- [Exercise prompt]
Copy out all lines of the records in which the word "rendezvényen" appears.

══════

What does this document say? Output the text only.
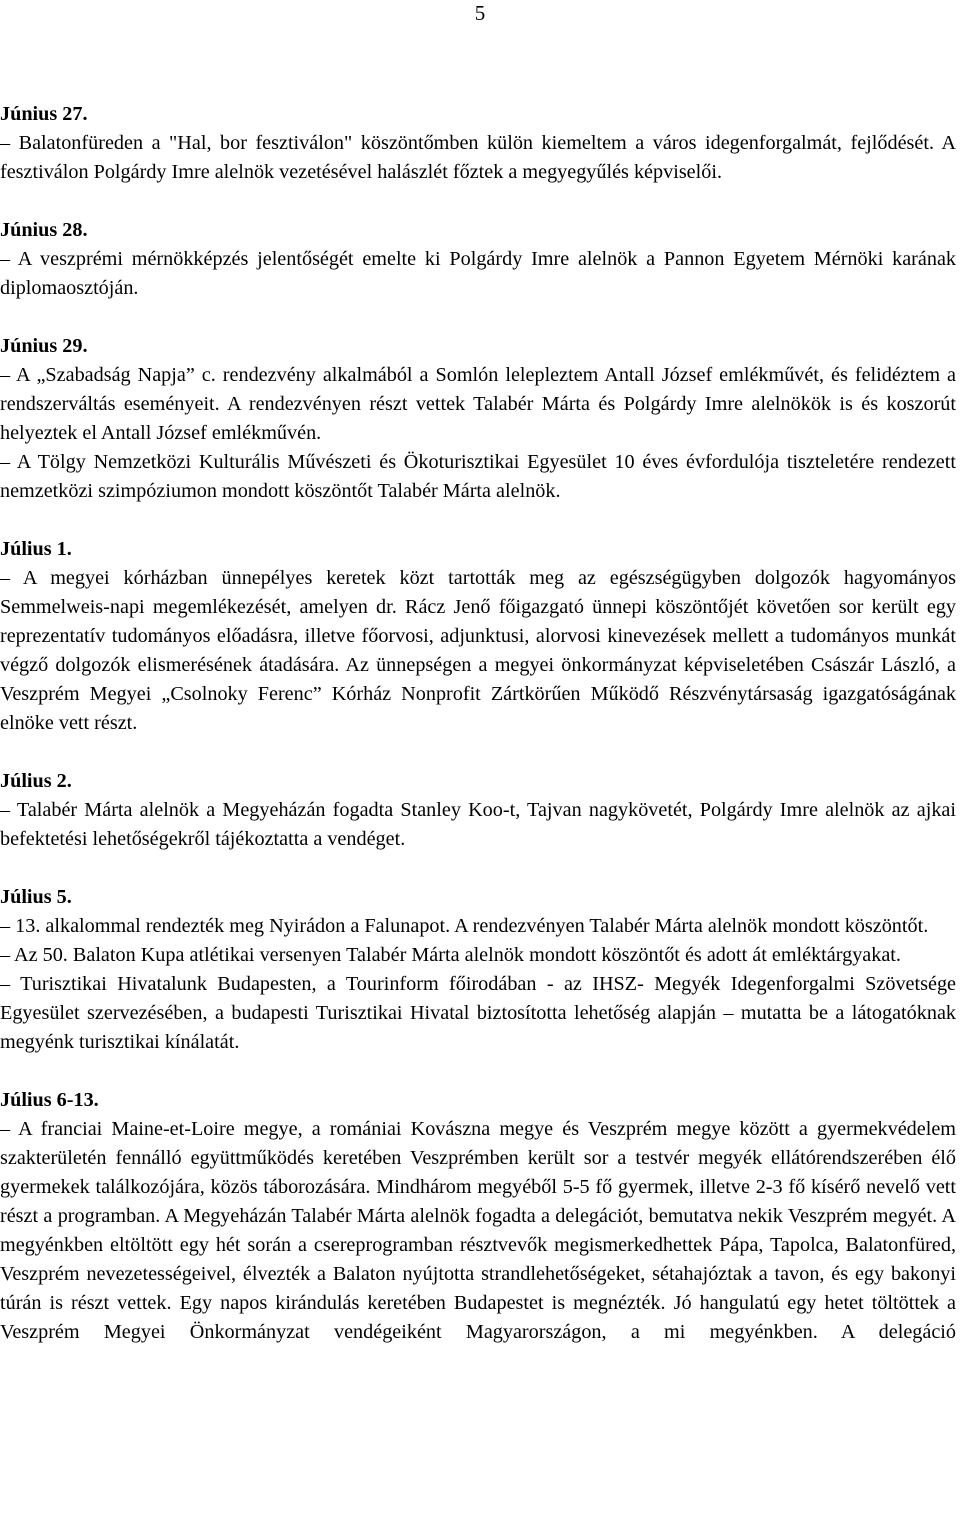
5
Június 27.
– Balatonfüreden a "Hal, bor fesztiválon" köszöntőmben külön kiemeltem a város idegenforgalmát, fejlődését. A fesztiválon Polgárdy Imre alelnök vezetésével halászlét főztek a megyegyűlés képviselői.
Június 28.
– A veszprémi mérnökképzés jelentőségét emelte ki Polgárdy Imre alelnök a Pannon Egyetem Mérnöki karának diplomaosztóján.
Június 29.
– A „Szabadság Napja” c. rendezvény alkalmából a Somlón lelepleztem Antall József emlékművét, és felidéztem a rendszerváltás eseményeit. A rendezvényen részt vettek Talabér Márta és Polgárdy Imre alelnökök is és koszorút helyeztek el Antall József emlékművén.
– A Tölgy Nemzetközi Kulturális Művészeti és Ökoturisztikai Egyesület 10 éves évfordulója tiszteletére rendezett nemzetközi szimpóziumon mondott köszöntőt Talabér Márta alelnök.
Július 1.
– A megyei kórházban ünnepélyes keretek közt tartották meg az egészségügyben dolgozók hagyományos Semmelweis-napi megemlékezését, amelyen dr. Rácz Jenő főigazgató ünnepi köszöntőjét követően sor került egy reprezentatív tudományos előadásra, illetve főorvosi, adjunktusi, alorvosi kinevezések mellett a tudományos munkát végző dolgozók elismerésének átadására. Az ünnepségen a megyei önkormányzat képviseletében Császár László, a Veszprém Megyei „Csolnoky Ferenc” Kórház Nonprofit Zártkörűen Működő Részvénytársaság igazgatóságának elnöke vett részt.
Július 2.
– Talabér Márta alelnök a Megyeházán fogadta Stanley Koo-t, Tajvan nagykövetét, Polgárdy Imre alelnök az ajkai befektetési lehetőségekről tájékoztatta a vendéget.
Július 5.
– 13. alkalommal rendezték meg Nyirádon a Falunapot. A rendezvényen Talabér Márta alelnök mondott köszöntőt.
– Az 50. Balaton Kupa atlétikai versenyen Talabér Márta alelnök mondott köszöntőt és adott át emléktárgyakat.
– Turisztikai Hivatalunk Budapesten, a Tourinform főirodában - az IHSZ- Megyék Idegenforgalmi Szövetsége Egyesület szervezésében, a budapesti Turisztikai Hivatal biztosította lehetőség alapján – mutatta be a látogatóknak megyénk turisztikai kínálatát.
Július 6-13.
– A franciai Maine-et-Loire megye, a romániai Kovászna megye és Veszprém megye között a gyermekvédelem szakterületén fennálló együttműködés keretében Veszprémben került sor a testvér megyék ellátórendszerében élő gyermekek találkozójára, közös táborozására. Mindhárom megyéből 5-5 fő gyermek, illetve 2-3 fő kísérő nevelő vett részt a programban. A Megyeházán Talabér Márta alelnök fogadta a delegációt, bemutatva nekik Veszprém megyét. A megyénkben eltöltött egy hét során a csereprogramban résztvevők megismerkedhettek Pápa, Tapolca, Balatonfüred, Veszprém nevezetességeivel, élvezték a Balaton nyújtotta strandlehetőségeket, sétahajóztak a tavon, és egy bakonyi túrán is részt vettek. Egy napos kirándulás keretében Budapestet is megnézték. Jó hangulatú egy hetet töltöttek a Veszprém Megyei Önkormányzat vendégeiként Magyarországon, a mi megyénkben. A delegáció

══════

- [Result below]
– A „Szabadság Napja” c. rendezvény alkalmából a Somlón lelepleztem Antall József emlékművét, és felidéztem a rendszerváltás eseményeit. A rendezvényen részt vettek Talabér Márta és Polgárdy Imre alelnökök is és koszorút helyeztek el Antall József emlékművén.
– 13. alkalommal rendezték meg Nyirádon a Falunapot. A rendezvényen Talabér Márta alelnök mondott köszöntőt.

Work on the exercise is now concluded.